**MATERIAL**
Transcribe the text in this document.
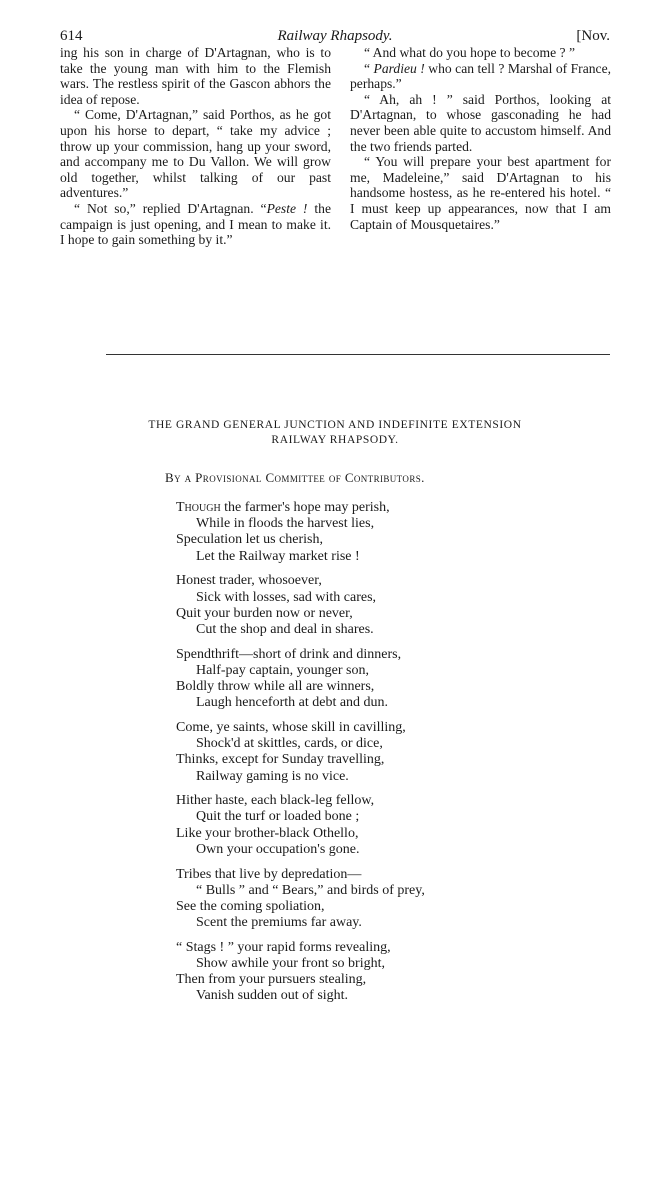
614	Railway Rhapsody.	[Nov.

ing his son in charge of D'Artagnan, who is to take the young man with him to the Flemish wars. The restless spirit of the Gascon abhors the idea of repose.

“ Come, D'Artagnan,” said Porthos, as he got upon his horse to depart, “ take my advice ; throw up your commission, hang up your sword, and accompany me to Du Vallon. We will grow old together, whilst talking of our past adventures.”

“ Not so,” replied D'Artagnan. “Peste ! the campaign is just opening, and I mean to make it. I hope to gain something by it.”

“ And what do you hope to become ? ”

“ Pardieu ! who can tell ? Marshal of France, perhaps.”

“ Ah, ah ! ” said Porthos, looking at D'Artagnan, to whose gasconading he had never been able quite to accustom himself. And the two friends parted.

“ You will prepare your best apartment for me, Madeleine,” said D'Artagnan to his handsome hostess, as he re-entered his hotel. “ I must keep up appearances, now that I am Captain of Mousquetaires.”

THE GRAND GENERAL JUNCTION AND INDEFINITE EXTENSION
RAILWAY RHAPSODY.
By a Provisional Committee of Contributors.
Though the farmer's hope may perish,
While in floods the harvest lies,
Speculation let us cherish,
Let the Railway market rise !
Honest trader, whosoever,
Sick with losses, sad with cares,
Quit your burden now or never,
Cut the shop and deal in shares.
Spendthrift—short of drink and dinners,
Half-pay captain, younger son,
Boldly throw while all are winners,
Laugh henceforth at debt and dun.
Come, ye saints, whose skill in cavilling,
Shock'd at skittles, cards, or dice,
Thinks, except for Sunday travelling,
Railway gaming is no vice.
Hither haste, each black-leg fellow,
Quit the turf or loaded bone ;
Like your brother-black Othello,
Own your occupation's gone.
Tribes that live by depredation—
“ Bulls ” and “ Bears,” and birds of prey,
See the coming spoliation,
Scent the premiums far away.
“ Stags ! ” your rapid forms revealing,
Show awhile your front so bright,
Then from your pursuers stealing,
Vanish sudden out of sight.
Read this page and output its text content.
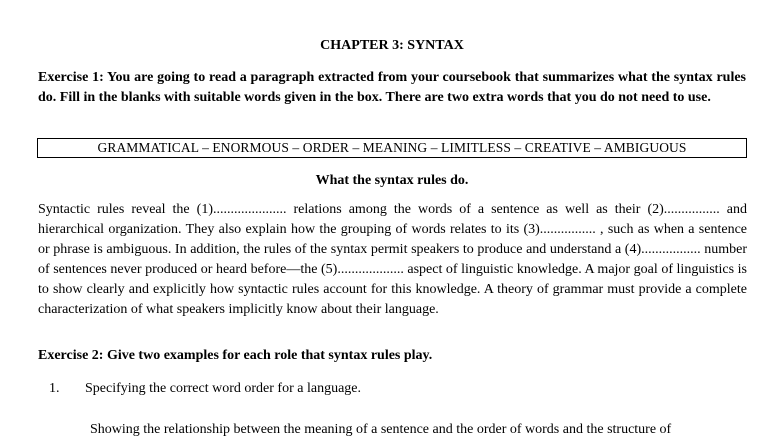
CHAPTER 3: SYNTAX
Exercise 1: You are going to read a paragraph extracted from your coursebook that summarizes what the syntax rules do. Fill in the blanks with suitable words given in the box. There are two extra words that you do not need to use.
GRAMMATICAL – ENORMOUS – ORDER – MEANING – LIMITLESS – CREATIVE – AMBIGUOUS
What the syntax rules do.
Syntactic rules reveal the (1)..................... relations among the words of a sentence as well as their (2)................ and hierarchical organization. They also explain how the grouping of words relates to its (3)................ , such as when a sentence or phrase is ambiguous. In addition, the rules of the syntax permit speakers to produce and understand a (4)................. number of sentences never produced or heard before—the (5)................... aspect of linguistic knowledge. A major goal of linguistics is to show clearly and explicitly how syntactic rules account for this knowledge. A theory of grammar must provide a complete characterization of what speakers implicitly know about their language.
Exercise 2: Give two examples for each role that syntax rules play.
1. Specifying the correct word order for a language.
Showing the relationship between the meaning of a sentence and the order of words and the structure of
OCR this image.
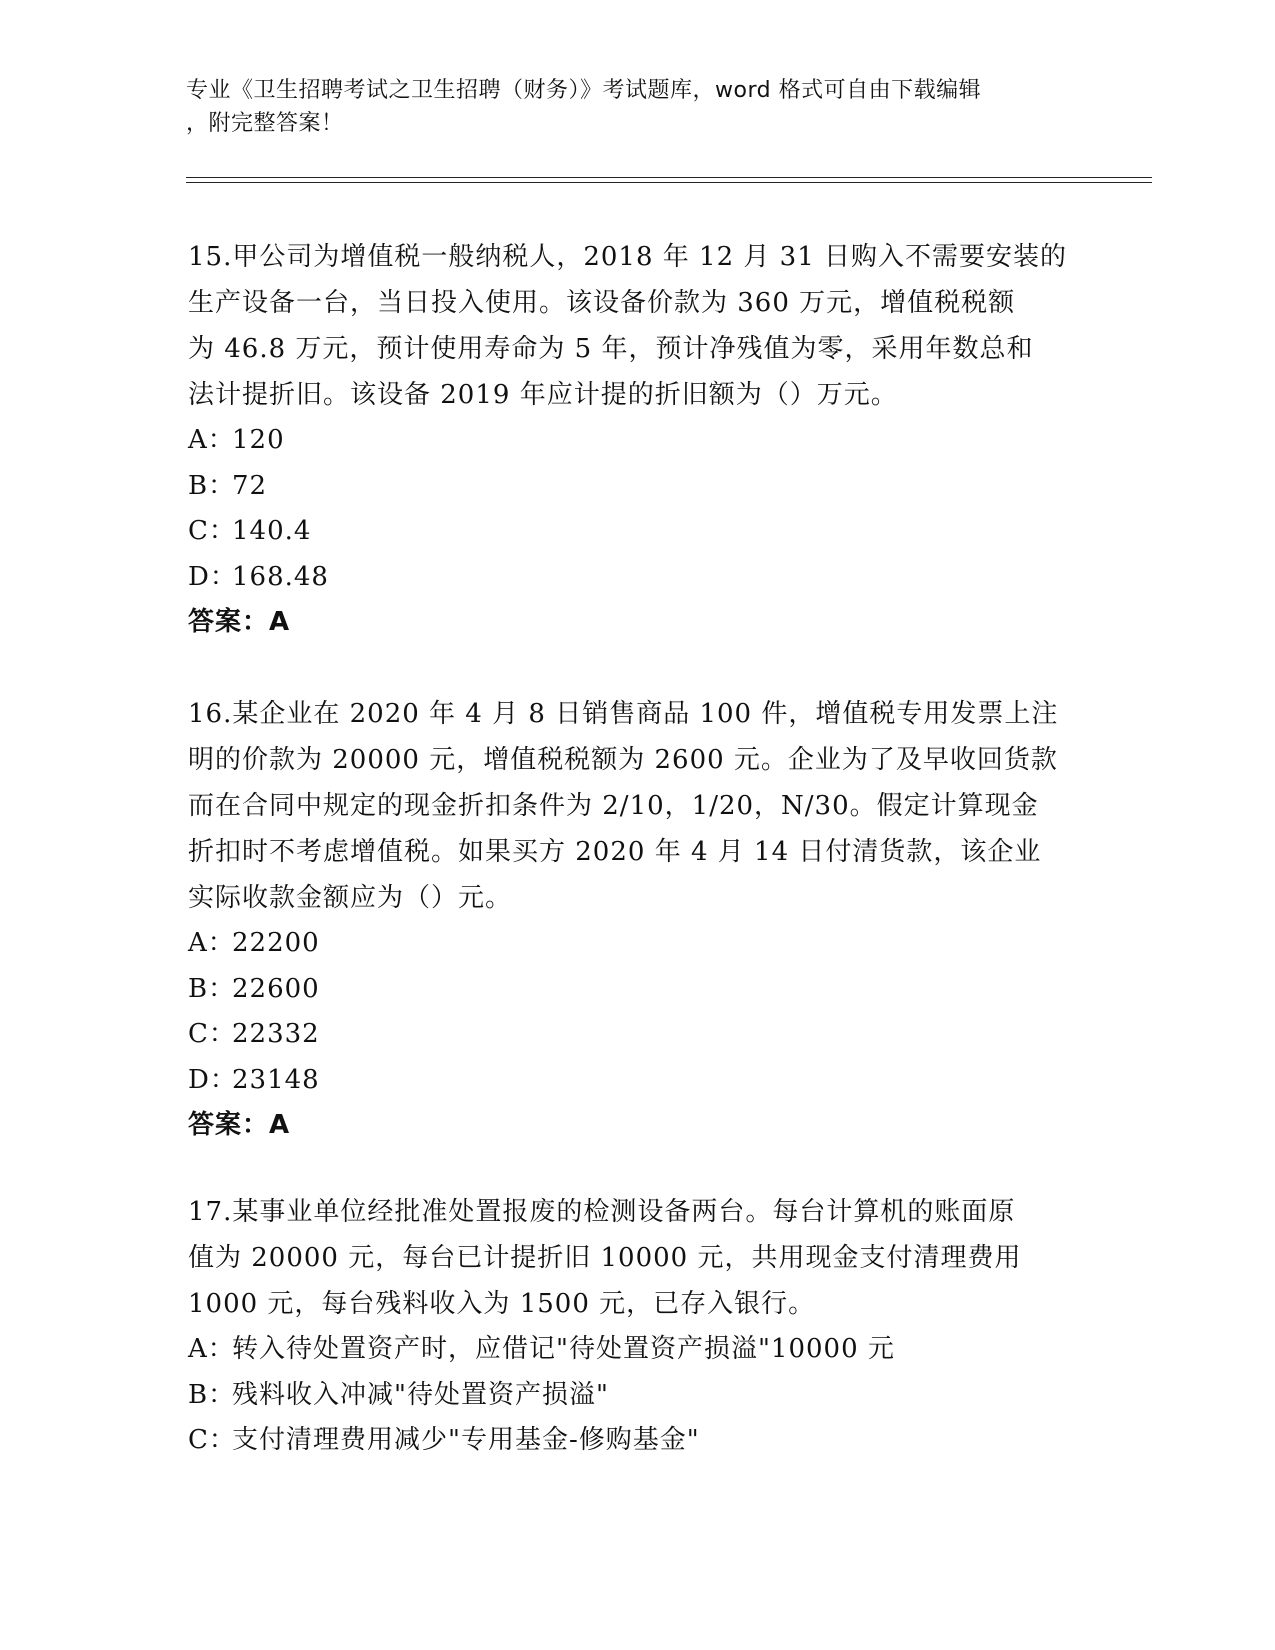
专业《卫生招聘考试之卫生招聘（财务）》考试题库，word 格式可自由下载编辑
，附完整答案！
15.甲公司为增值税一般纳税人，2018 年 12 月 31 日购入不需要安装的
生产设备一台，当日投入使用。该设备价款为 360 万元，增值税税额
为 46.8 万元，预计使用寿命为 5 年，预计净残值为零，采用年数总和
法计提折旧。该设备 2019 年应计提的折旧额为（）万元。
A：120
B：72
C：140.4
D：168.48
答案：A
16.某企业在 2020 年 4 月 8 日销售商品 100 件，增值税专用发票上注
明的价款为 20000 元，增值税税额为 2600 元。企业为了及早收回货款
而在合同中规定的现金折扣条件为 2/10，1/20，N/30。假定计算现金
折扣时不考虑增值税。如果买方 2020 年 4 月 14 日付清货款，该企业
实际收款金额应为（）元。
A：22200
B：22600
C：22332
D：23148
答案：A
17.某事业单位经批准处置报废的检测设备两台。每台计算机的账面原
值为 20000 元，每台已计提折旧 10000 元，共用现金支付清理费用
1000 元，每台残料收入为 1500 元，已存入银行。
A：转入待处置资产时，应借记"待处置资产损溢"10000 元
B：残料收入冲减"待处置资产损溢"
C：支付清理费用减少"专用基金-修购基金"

**CHALLENGE**
Show all lines above holding "Exercise".

**RESPONSE**
Exercise 1: You are going to read a paragraph extracted from your coursebook that summarizes what the syntax rules do. Fill in the blanks with suitable words given in the box. There are two extra words that you do not need to use.
Exercise 2: Give two examples for each role that syntax rules play.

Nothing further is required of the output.